- Given problem -
All records are to be retyped faithfully and completely.

- Data for this exercise -
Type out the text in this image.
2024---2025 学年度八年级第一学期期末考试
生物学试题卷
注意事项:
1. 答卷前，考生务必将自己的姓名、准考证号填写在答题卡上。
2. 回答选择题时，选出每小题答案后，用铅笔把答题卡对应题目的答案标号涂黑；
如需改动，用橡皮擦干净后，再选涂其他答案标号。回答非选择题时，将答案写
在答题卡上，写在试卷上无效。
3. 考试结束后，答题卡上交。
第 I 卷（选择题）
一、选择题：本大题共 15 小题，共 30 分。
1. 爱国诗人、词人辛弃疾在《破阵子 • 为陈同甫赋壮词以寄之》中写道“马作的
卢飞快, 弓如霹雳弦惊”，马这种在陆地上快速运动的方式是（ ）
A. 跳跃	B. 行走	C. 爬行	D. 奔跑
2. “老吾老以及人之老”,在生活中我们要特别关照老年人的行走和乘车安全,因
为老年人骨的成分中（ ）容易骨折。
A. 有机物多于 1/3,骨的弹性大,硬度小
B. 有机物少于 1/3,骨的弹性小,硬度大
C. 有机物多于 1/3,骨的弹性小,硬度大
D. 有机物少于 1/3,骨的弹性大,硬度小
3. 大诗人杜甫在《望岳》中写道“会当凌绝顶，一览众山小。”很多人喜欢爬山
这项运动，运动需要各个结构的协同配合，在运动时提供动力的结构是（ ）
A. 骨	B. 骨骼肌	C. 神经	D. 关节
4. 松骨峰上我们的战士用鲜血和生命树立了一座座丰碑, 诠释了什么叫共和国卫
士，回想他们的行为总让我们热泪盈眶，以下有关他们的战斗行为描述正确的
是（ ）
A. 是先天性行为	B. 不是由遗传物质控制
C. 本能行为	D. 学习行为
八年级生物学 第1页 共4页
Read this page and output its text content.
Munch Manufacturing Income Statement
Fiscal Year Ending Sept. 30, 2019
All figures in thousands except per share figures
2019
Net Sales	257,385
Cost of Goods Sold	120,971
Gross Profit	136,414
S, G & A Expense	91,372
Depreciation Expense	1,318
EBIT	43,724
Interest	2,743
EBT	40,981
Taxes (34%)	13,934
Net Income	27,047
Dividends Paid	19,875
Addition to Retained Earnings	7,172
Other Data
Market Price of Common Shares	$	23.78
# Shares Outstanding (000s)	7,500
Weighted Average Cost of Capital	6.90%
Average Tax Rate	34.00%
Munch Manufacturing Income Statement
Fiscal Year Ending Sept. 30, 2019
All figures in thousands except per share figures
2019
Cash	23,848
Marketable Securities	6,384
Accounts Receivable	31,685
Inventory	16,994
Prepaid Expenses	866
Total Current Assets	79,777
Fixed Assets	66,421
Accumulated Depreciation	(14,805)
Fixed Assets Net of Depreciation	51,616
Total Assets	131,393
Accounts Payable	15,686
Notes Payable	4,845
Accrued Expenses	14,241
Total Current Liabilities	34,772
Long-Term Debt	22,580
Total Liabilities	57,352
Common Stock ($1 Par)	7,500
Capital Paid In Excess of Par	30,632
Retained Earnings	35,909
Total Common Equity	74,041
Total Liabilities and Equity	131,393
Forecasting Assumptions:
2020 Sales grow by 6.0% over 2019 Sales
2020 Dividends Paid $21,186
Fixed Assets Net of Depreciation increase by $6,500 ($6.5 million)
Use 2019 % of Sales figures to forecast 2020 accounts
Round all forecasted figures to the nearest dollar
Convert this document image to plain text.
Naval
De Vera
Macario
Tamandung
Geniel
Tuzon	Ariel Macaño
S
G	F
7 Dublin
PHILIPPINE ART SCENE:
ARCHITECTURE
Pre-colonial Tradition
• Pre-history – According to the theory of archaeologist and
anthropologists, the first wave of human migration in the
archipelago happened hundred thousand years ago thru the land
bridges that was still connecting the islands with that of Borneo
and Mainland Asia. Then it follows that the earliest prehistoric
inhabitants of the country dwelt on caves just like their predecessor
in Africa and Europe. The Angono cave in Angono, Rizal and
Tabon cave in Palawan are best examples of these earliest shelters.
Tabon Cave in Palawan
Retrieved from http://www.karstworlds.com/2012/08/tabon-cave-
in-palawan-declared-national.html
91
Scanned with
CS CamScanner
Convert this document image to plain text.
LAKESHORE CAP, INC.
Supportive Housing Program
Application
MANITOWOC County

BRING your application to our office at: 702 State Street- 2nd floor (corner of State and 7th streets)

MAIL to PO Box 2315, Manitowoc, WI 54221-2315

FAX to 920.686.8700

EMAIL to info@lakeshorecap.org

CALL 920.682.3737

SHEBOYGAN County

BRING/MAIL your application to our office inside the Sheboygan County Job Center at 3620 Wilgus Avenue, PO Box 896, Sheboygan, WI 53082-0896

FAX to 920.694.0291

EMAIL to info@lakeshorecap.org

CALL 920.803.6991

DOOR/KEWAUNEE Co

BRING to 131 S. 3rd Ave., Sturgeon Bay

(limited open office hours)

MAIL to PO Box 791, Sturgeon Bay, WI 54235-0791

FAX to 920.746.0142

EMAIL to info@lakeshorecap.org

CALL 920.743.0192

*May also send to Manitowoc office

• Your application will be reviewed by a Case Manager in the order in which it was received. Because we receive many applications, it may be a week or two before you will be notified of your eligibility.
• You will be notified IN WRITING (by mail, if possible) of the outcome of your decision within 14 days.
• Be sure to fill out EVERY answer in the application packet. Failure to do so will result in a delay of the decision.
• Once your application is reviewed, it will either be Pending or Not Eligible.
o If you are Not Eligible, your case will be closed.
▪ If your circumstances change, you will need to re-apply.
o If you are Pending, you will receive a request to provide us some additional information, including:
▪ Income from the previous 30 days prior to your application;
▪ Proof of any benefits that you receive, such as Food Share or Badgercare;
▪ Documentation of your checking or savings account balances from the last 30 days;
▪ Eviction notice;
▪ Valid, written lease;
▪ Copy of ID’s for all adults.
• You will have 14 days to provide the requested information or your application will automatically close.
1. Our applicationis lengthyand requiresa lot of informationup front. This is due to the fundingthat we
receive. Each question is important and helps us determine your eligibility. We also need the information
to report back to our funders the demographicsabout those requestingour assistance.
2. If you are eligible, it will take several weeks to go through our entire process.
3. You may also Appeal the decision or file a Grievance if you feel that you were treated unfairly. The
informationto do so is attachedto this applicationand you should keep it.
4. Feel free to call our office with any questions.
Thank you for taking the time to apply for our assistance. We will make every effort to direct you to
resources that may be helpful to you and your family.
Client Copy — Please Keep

- Output for this task -
Type out the text in this image.
2024---2025 学年度八年级第一学期期末考试
生物学试题卷
注意事项:
1. 答卷前，考生务必将自己的姓名、准考证号填写在答题卡上。
2. 回答选择题时，选出每小题答案后，用铅笔把答题卡对应题目的答案标号涂黑；
如需改动，用橡皮擦干净后，再选涂其他答案标号。回答非选择题时，将答案写
在答题卡上，写在试卷上无效。
3. 考试结束后，答题卡上交。
第 I 卷（选择题）
一、选择题：本大题共 15 小题，共 30 分。
1. 爱国诗人、词人辛弃疾在《破阵子 • 为陈同甫赋壮词以寄之》中写道“马作的
卢飞快, 弓如霹雳弦惊”，马这种在陆地上快速运动的方式是（ ）
A. 跳跃	B. 行走	C. 爬行	D. 奔跑
2. “老吾老以及人之老”,在生活中我们要特别关照老年人的行走和乘车安全,因
为老年人骨的成分中（ ）容易骨折。
A. 有机物多于 1/3,骨的弹性大,硬度小
B. 有机物少于 1/3,骨的弹性小,硬度大
C. 有机物多于 1/3,骨的弹性小,硬度大
D. 有机物少于 1/3,骨的弹性大,硬度小
3. 大诗人杜甫在《望岳》中写道“会当凌绝顶，一览众山小。”很多人喜欢爬山
这项运动，运动需要各个结构的协同配合，在运动时提供动力的结构是（ ）
A. 骨	B. 骨骼肌	C. 神经	D. 关节
4. 松骨峰上我们的战士用鲜血和生命树立了一座座丰碑, 诠释了什么叫共和国卫
士，回想他们的行为总让我们热泪盈眶，以下有关他们的战斗行为描述正确的
是（ ）
A. 是先天性行为	B. 不是由遗传物质控制
C. 本能行为	D. 学习行为
八年级生物学 第1页 共4页
Read this page and output its text content.
Munch Manufacturing Income Statement
Fiscal Year Ending Sept. 30, 2019
All figures in thousands except per share figures
2019
Net Sales	257,385
Cost of Goods Sold	120,971
Gross Profit	136,414
S, G & A Expense	91,372
Depreciation Expense	1,318
EBIT	43,724
Interest	2,743
EBT	40,981
Taxes (34%)	13,934
Net Income	27,047
Dividends Paid	19,875
Addition to Retained Earnings	7,172
Other Data
Market Price of Common Shares	$	23.78
# Shares Outstanding (000s)	7,500
Weighted Average Cost of Capital	6.90%
Average Tax Rate	34.00%
Munch Manufacturing Income Statement
Fiscal Year Ending Sept. 30, 2019
All figures in thousands except per share figures
2019
Cash	23,848
Marketable Securities	6,384
Accounts Receivable	31,685
Inventory	16,994
Prepaid Expenses	866
Total Current Assets	79,777
Fixed Assets	66,421
Accumulated Depreciation	(14,805)
Fixed Assets Net of Depreciation	51,616
Total Assets	131,393
Accounts Payable	15,686
Notes Payable	4,845
Accrued Expenses	14,241
Total Current Liabilities	34,772
Long-Term Debt	22,580
Total Liabilities	57,352
Common Stock ($1 Par)	7,500
Capital Paid In Excess of Par	30,632
Retained Earnings	35,909
Total Common Equity	74,041
Total Liabilities and Equity	131,393
Forecasting Assumptions:
2020 Sales grow by 6.0% over 2019 Sales
2020 Dividends Paid $21,186
Fixed Assets Net of Depreciation increase by $6,500 ($6.5 million)
Use 2019 % of Sales figures to forecast 2020 accounts
Round all forecasted figures to the nearest dollar
Convert this document image to plain text.
Naval
De Vera
Macario
Tamandung
Geniel
Tuzon	Ariel Macaño
S
G	F
7 Dublin
PHILIPPINE ART SCENE:
ARCHITECTURE
Pre-colonial Tradition
• Pre-history – According to the theory of archaeologist and
anthropologists, the first wave of human migration in the
archipelago happened hundred thousand years ago thru the land
bridges that was still connecting the islands with that of Borneo
and Mainland Asia. Then it follows that the earliest prehistoric
inhabitants of the country dwelt on caves just like their predecessor
in Africa and Europe. The Angono cave in Angono, Rizal and
Tabon cave in Palawan are best examples of these earliest shelters.
Tabon Cave in Palawan
Retrieved from http://www.karstworlds.com/2012/08/tabon-cave-
in-palawan-declared-national.html
91
Scanned with
CS CamScanner
Convert this document image to plain text.
LAKESHORE CAP, INC.
Supportive Housing Program
Application
MANITOWOC County

BRING your application to our office at: 702 State Street- 2nd floor (corner of State and 7th streets)

MAIL to PO Box 2315, Manitowoc, WI 54221-2315

FAX to 920.686.8700

EMAIL to info@lakeshorecap.org

CALL 920.682.3737

SHEBOYGAN County

BRING/MAIL your application to our office inside the Sheboygan County Job Center at 3620 Wilgus Avenue, PO Box 896, Sheboygan, WI 53082-0896

FAX to 920.694.0291

EMAIL to info@lakeshorecap.org

CALL 920.803.6991

DOOR/KEWAUNEE Co

BRING to 131 S. 3rd Ave., Sturgeon Bay

(limited open office hours)

MAIL to PO Box 791, Sturgeon Bay, WI 54235-0791

FAX to 920.746.0142

EMAIL to info@lakeshorecap.org

CALL 920.743.0192

*May also send to Manitowoc office

• Your application will be reviewed by a Case Manager in the order in which it was received. Because we receive many applications, it may be a week or two before you will be notified of your eligibility.
• You will be notified IN WRITING (by mail, if possible) of the outcome of your decision within 14 days.
• Be sure to fill out EVERY answer in the application packet. Failure to do so will result in a delay of the decision.
• Once your application is reviewed, it will either be Pending or Not Eligible.
o If you are Not Eligible, your case will be closed.
▪ If your circumstances change, you will need to re-apply.
o If you are Pending, you will receive a request to provide us some additional information, including:
▪ Income from the previous 30 days prior to your application;
▪ Proof of any benefits that you receive, such as Food Share or Badgercare;
▪ Documentation of your checking or savings account balances from the last 30 days;
▪ Eviction notice;
▪ Valid, written lease;
▪ Copy of ID’s for all adults.
• You will have 14 days to provide the requested information or your application will automatically close.
1. Our applicationis lengthyand requiresa lot of informationup front. This is due to the fundingthat we
receive. Each question is important and helps us determine your eligibility. We also need the information
to report back to our funders the demographicsabout those requestingour assistance.
2. If you are eligible, it will take several weeks to go through our entire process.
3. You may also Appeal the decision or file a Grievance if you feel that you were treated unfairly. The
informationto do so is attachedto this applicationand you should keep it.
4. Feel free to call our office with any questions.
Thank you for taking the time to apply for our assistance. We will make every effort to direct you to
resources that may be helpful to you and your family.
Client Copy — Please Keep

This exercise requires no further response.